== DIRECTION ==
Copy each line of the records that holds the string "type".

— START OF PROVIDED DATA —

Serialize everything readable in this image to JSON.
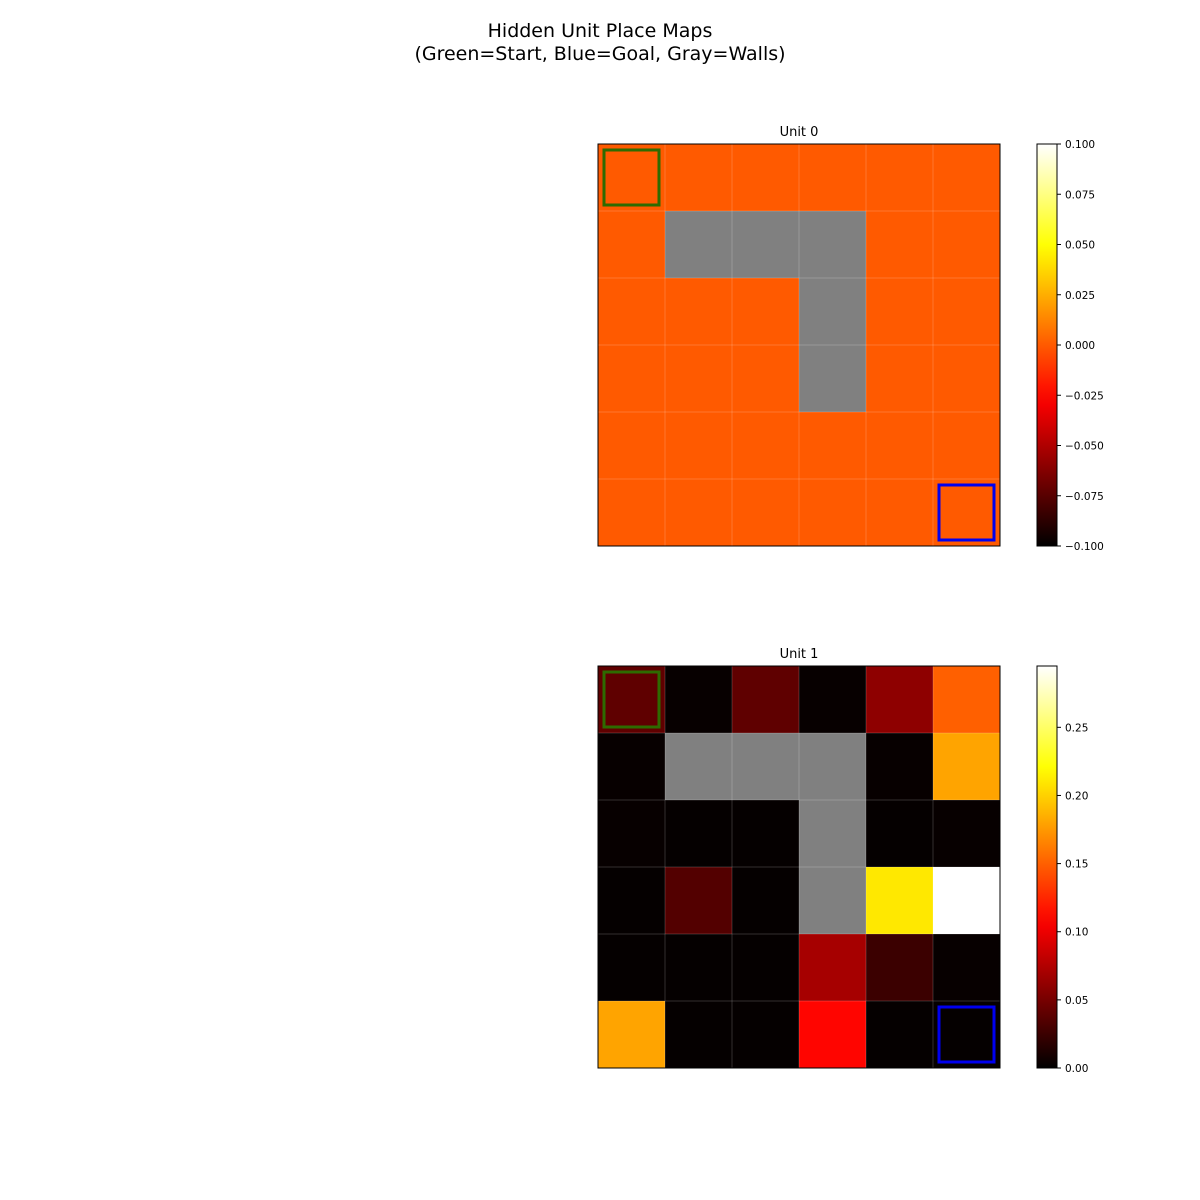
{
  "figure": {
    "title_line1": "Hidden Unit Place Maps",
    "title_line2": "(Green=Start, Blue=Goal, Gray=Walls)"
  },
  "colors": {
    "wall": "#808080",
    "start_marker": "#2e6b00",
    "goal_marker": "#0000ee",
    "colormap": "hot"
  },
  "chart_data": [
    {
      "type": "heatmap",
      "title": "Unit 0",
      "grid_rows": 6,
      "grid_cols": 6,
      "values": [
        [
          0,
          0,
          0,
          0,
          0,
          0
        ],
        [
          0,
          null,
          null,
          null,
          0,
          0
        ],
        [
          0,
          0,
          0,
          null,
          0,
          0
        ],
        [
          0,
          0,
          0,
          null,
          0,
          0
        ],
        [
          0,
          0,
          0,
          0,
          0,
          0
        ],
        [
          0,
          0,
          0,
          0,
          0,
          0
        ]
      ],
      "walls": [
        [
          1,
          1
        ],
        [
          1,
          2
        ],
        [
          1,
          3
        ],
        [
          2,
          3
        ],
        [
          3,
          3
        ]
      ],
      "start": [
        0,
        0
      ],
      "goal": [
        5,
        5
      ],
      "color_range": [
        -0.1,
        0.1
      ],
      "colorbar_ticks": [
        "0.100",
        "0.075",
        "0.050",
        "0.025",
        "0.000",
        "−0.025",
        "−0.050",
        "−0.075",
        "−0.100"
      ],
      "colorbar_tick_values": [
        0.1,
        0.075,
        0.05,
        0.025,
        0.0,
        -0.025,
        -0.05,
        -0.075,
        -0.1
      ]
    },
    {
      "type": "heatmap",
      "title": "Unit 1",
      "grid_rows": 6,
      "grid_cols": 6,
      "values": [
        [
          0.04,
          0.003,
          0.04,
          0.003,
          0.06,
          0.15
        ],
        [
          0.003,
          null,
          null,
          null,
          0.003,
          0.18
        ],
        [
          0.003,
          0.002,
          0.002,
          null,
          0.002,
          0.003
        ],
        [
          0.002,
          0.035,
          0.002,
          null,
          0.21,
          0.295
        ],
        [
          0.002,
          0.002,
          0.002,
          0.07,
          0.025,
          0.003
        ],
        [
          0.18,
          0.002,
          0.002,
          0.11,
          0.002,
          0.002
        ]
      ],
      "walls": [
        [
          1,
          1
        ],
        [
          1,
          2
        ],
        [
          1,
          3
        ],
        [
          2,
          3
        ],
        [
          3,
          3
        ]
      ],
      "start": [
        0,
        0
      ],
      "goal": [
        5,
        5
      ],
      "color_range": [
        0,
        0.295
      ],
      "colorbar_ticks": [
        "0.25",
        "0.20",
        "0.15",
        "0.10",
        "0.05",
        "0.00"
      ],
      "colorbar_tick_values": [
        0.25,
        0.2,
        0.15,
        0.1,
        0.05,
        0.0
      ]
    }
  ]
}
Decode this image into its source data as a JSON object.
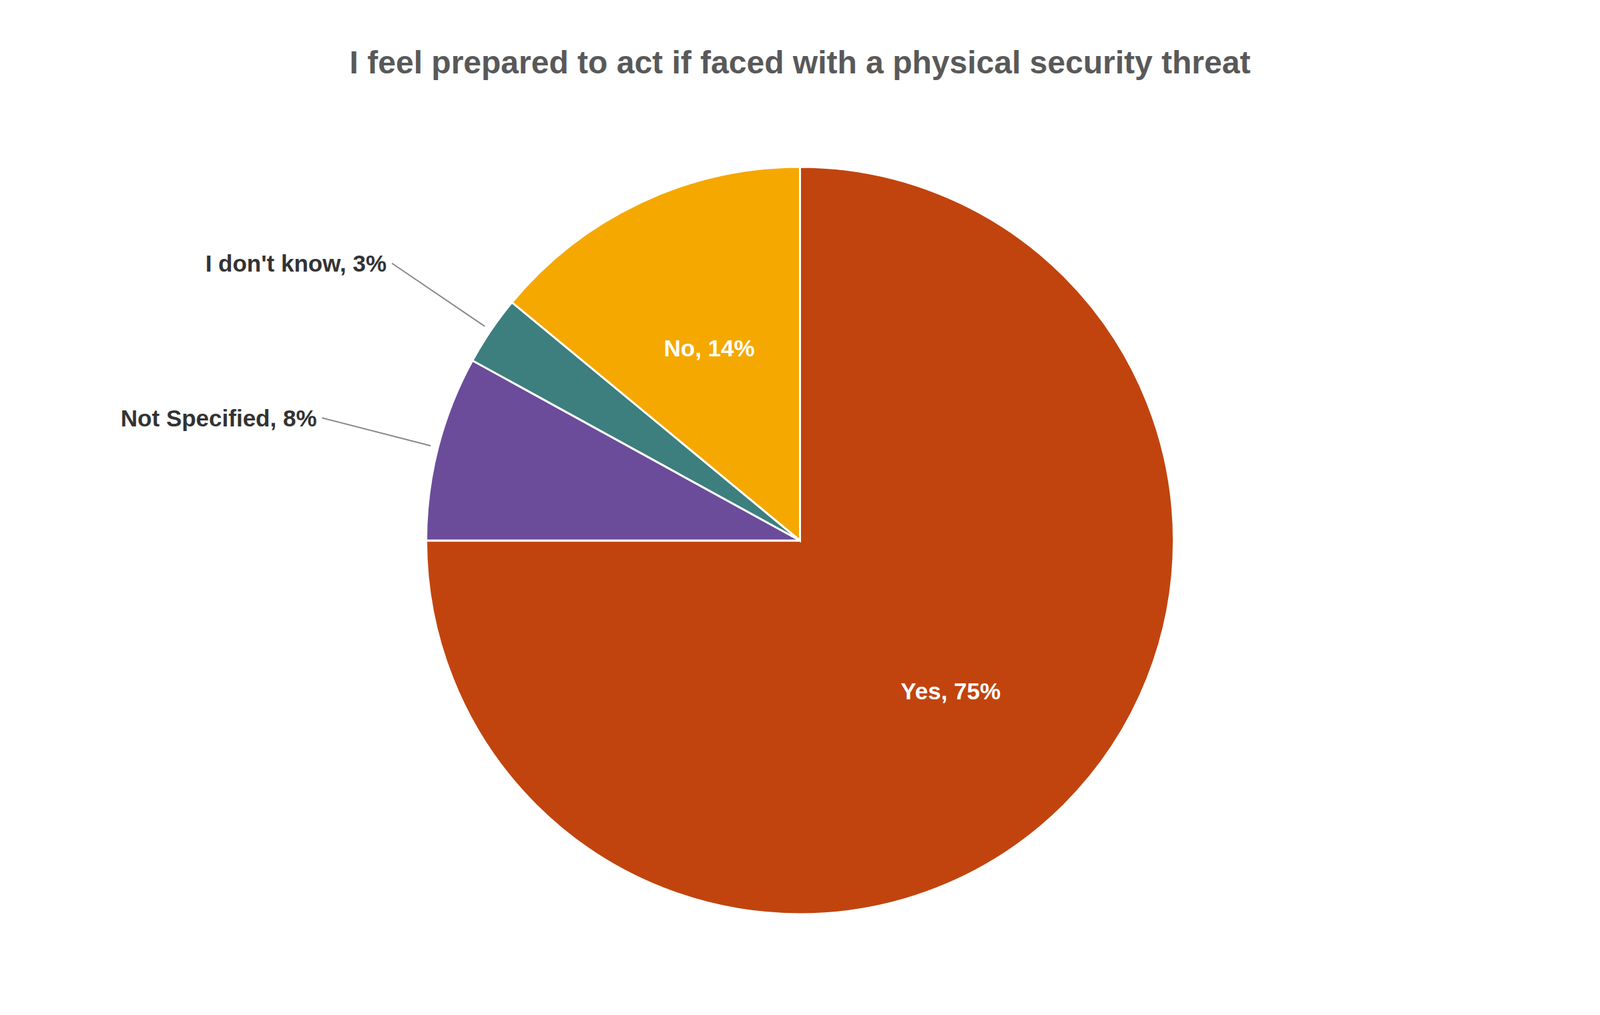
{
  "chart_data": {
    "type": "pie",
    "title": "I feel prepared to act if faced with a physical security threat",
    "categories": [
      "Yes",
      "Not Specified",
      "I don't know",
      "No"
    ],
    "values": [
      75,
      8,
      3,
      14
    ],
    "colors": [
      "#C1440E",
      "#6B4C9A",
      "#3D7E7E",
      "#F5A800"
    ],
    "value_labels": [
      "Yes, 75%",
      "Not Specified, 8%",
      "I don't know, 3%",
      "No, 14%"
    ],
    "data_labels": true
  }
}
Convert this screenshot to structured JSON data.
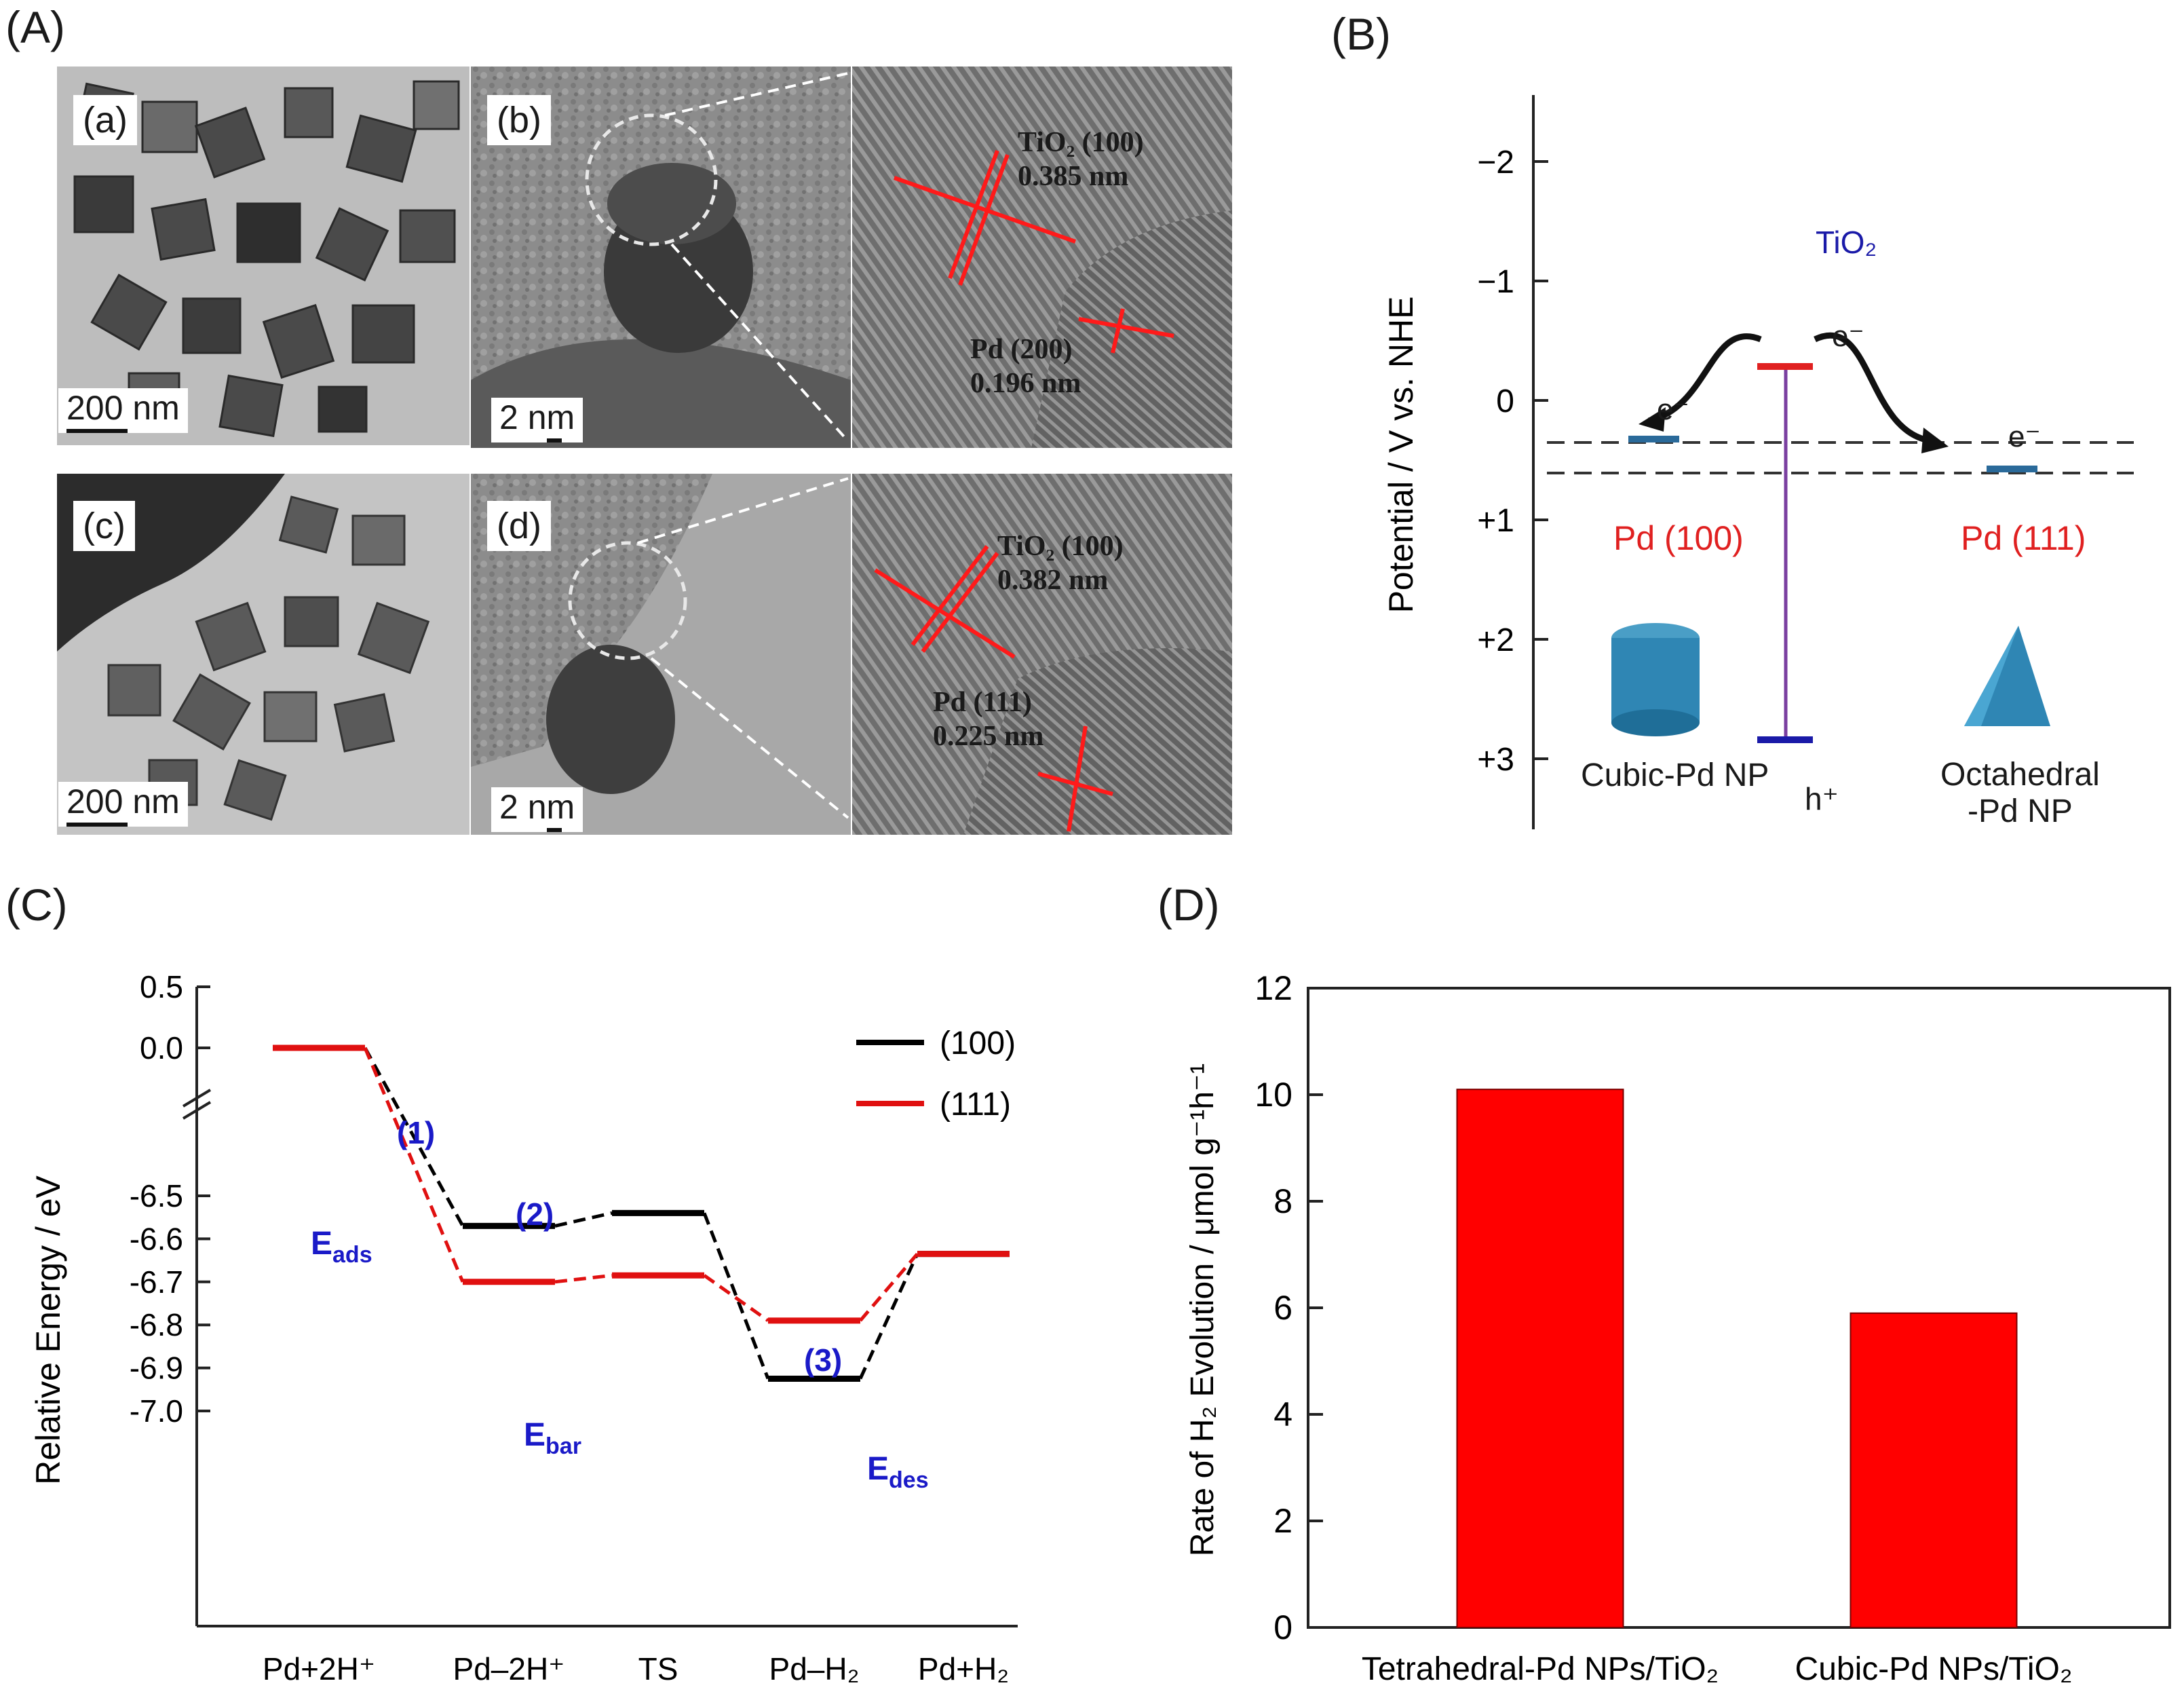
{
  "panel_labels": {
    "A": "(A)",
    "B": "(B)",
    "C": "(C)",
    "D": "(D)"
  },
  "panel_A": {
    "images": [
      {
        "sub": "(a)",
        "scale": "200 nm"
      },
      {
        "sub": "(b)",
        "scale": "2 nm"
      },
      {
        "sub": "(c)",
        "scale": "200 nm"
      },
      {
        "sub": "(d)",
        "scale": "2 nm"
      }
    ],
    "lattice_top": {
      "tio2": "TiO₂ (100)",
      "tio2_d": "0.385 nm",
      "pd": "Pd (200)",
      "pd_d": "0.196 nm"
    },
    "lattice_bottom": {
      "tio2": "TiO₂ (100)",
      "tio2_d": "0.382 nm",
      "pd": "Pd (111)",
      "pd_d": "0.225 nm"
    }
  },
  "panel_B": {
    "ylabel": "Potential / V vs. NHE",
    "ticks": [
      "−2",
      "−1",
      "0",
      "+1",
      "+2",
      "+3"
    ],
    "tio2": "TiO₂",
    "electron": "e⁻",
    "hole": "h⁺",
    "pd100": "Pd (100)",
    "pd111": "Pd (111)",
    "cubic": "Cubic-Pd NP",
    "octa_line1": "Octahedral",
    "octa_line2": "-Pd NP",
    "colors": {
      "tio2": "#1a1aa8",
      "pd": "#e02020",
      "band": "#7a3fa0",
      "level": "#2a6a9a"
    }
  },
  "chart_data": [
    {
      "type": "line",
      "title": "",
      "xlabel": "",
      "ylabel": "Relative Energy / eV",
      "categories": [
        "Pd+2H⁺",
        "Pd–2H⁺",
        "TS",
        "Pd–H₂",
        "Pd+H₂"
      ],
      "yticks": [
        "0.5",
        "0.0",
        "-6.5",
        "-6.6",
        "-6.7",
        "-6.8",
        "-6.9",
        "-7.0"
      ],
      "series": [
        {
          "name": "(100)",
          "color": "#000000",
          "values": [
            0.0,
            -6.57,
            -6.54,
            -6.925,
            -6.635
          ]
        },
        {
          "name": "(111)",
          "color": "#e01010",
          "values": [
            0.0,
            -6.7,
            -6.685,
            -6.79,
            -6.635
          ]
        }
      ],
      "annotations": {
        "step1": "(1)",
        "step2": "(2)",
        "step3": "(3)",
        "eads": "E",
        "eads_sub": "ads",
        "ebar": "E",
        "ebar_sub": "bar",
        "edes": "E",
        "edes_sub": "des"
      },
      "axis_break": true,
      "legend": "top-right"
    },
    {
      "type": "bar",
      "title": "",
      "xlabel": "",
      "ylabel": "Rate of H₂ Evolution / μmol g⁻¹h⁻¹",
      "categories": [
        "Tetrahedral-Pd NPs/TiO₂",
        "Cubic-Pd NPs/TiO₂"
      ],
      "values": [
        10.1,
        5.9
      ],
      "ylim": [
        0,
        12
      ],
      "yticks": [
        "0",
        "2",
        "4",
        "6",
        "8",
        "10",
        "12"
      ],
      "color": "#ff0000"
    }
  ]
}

— END OF PROVIDED DATA —

== TASK RESPONSE ==
      "type": "heatmap",
      "type": "heatmap",
    "type": "pie",
      "type": "line",
      "type": "bar",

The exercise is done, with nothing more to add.